● **Work order**
Every entry below should be printed exactly, without its images.

● **Records shown**
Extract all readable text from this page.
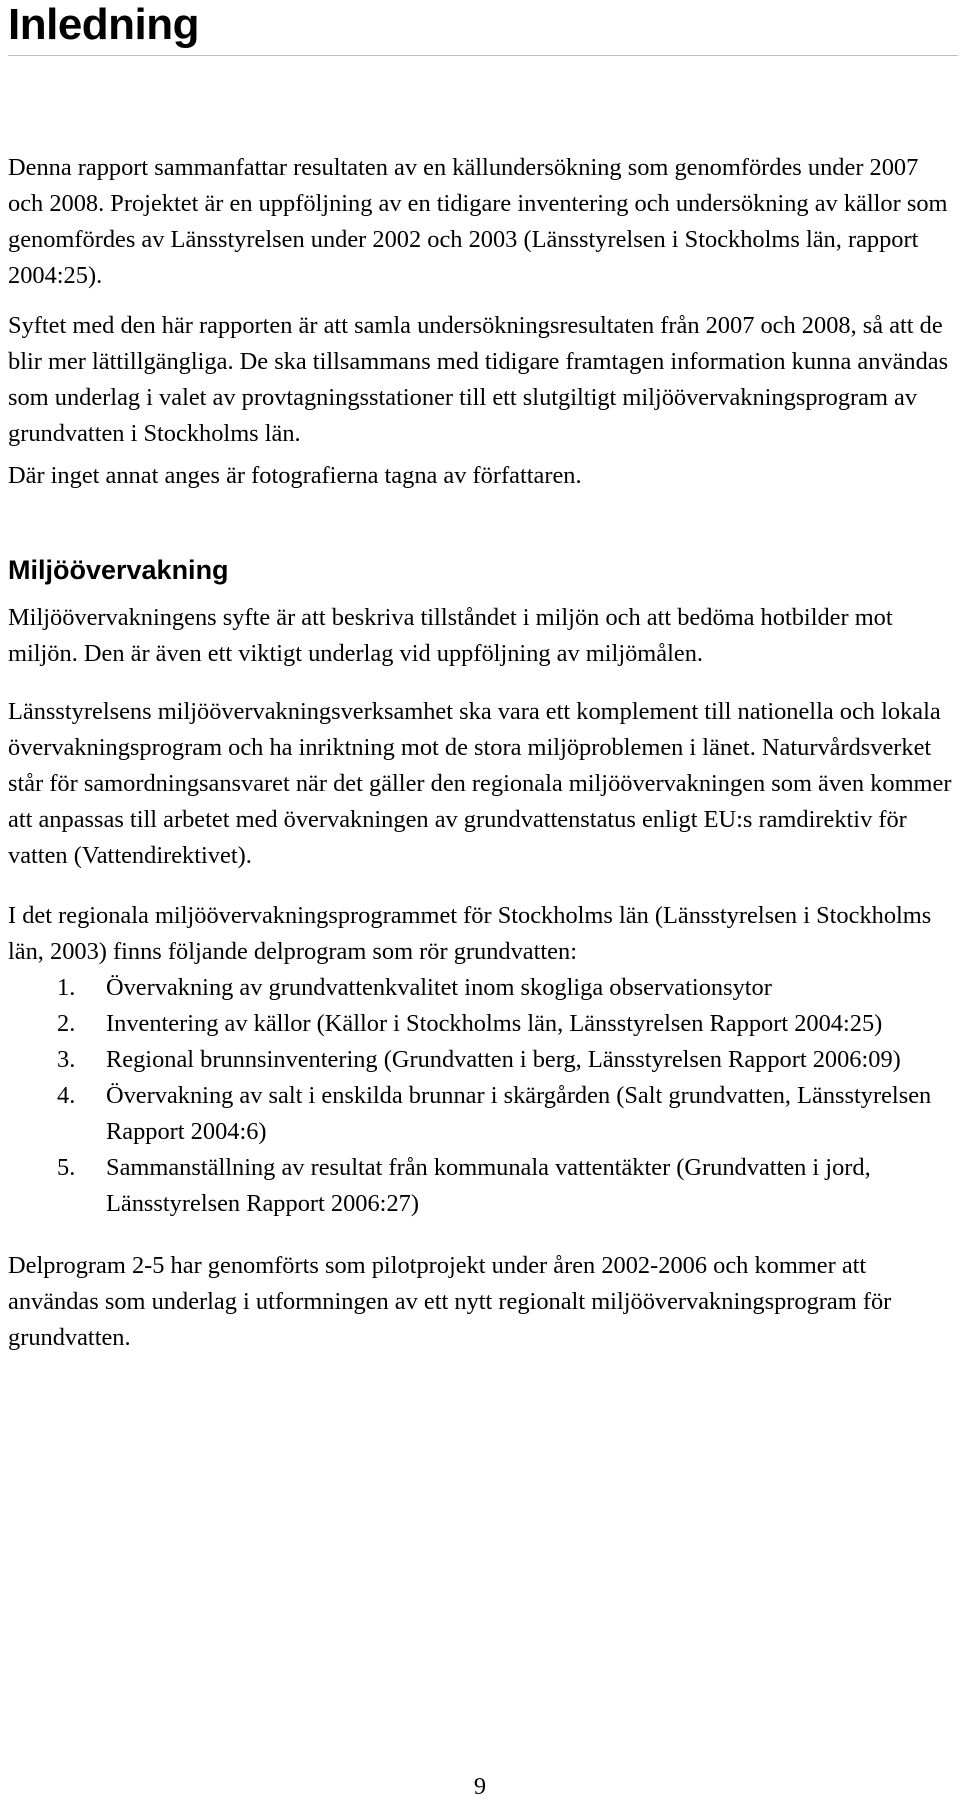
Inledning

Denna rapport sammanfattar resultaten av en källundersökning som genomfördes under 2007 och 2008. Projektet är en uppföljning av en tidigare inventering och undersökning av källor som genomfördes av Länsstyrelsen under 2002 och 2003 (Länsstyrelsen i Stockholms län, rapport 2004:25).

Syftet med den här rapporten är att samla undersökningsresultaten från 2007 och 2008, så att de blir mer lättillgängliga. De ska tillsammans med tidigare framtagen information kunna användas som underlag i valet av provtagningsstationer till ett slutgiltigt miljöövervakningsprogram av grundvatten i Stockholms län.

Där inget annat anges är fotografierna tagna av författaren.

Miljöövervakning

Miljöövervakningens syfte är att beskriva tillståndet i miljön och att bedöma hotbilder mot miljön. Den är även ett viktigt underlag vid uppföljning av miljömålen.

Länsstyrelsens miljöövervakningsverksamhet ska vara ett komplement till nationella och lokala övervakningsprogram och ha inriktning mot de stora miljöproblemen i länet. Naturvårdsverket står för samordningsansvaret när det gäller den regionala miljöövervakningen som även kommer att anpassas till arbetet med övervakningen av grundvattenstatus enligt EU:s ramdirektiv för vatten (Vattendirektivet).

I det regionala miljöövervakningsprogrammet för Stockholms län (Länsstyrelsen i Stockholms län, 2003) finns följande delprogram som rör grundvatten:

1. Övervakning av grundvattenkvalitet inom skogliga observationsytor
2. Inventering av källor (Källor i Stockholms län, Länsstyrelsen Rapport 2004:25)
3. Regional brunnsinventering (Grundvatten i berg, Länsstyrelsen Rapport 2006:09)
4. Övervakning av salt i enskilda brunnar i skärgården (Salt grundvatten, Länsstyrelsen Rapport 2004:6)
5. Sammanställning av resultat från kommunala vattentäkter (Grundvatten i jord, Länsstyrelsen Rapport 2006:27)

Delprogram 2-5 har genomförts som pilotprojekt under åren 2002-2006 och kommer att användas som underlag i utformningen av ett nytt regionalt miljöövervakningsprogram för grundvatten.

9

● **Result of the task**
Extract all readable text from this page.
Inledning

Denna rapport sammanfattar resultaten av en källundersökning som genomfördes under 2007 och 2008. Projektet är en uppföljning av en tidigare inventering och undersökning av källor som genomfördes av Länsstyrelsen under 2002 och 2003 (Länsstyrelsen i Stockholms län, rapport 2004:25).

Syftet med den här rapporten är att samla undersökningsresultaten från 2007 och 2008, så att de blir mer lättillgängliga. De ska tillsammans med tidigare framtagen information kunna användas som underlag i valet av provtagningsstationer till ett slutgiltigt miljöövervakningsprogram av grundvatten i Stockholms län.

Där inget annat anges är fotografierna tagna av författaren.

Miljöövervakning

Miljöövervakningens syfte är att beskriva tillståndet i miljön och att bedöma hotbilder mot miljön. Den är även ett viktigt underlag vid uppföljning av miljömålen.

Länsstyrelsens miljöövervakningsverksamhet ska vara ett komplement till nationella och lokala övervakningsprogram och ha inriktning mot de stora miljöproblemen i länet. Naturvårdsverket står för samordningsansvaret när det gäller den regionala miljöövervakningen som även kommer att anpassas till arbetet med övervakningen av grundvattenstatus enligt EU:s ramdirektiv för vatten (Vattendirektivet).

I det regionala miljöövervakningsprogrammet för Stockholms län (Länsstyrelsen i Stockholms län, 2003) finns följande delprogram som rör grundvatten:

1. Övervakning av grundvattenkvalitet inom skogliga observationsytor
2. Inventering av källor (Källor i Stockholms län, Länsstyrelsen Rapport 2004:25)
3. Regional brunnsinventering (Grundvatten i berg, Länsstyrelsen Rapport 2006:09)
4. Övervakning av salt i enskilda brunnar i skärgården (Salt grundvatten, Länsstyrelsen Rapport 2004:6)
5. Sammanställning av resultat från kommunala vattentäkter (Grundvatten i jord, Länsstyrelsen Rapport 2006:27)

Delprogram 2-5 har genomförts som pilotprojekt under åren 2002-2006 och kommer att användas som underlag i utformningen av ett nytt regionalt miljöövervakningsprogram för grundvatten.

9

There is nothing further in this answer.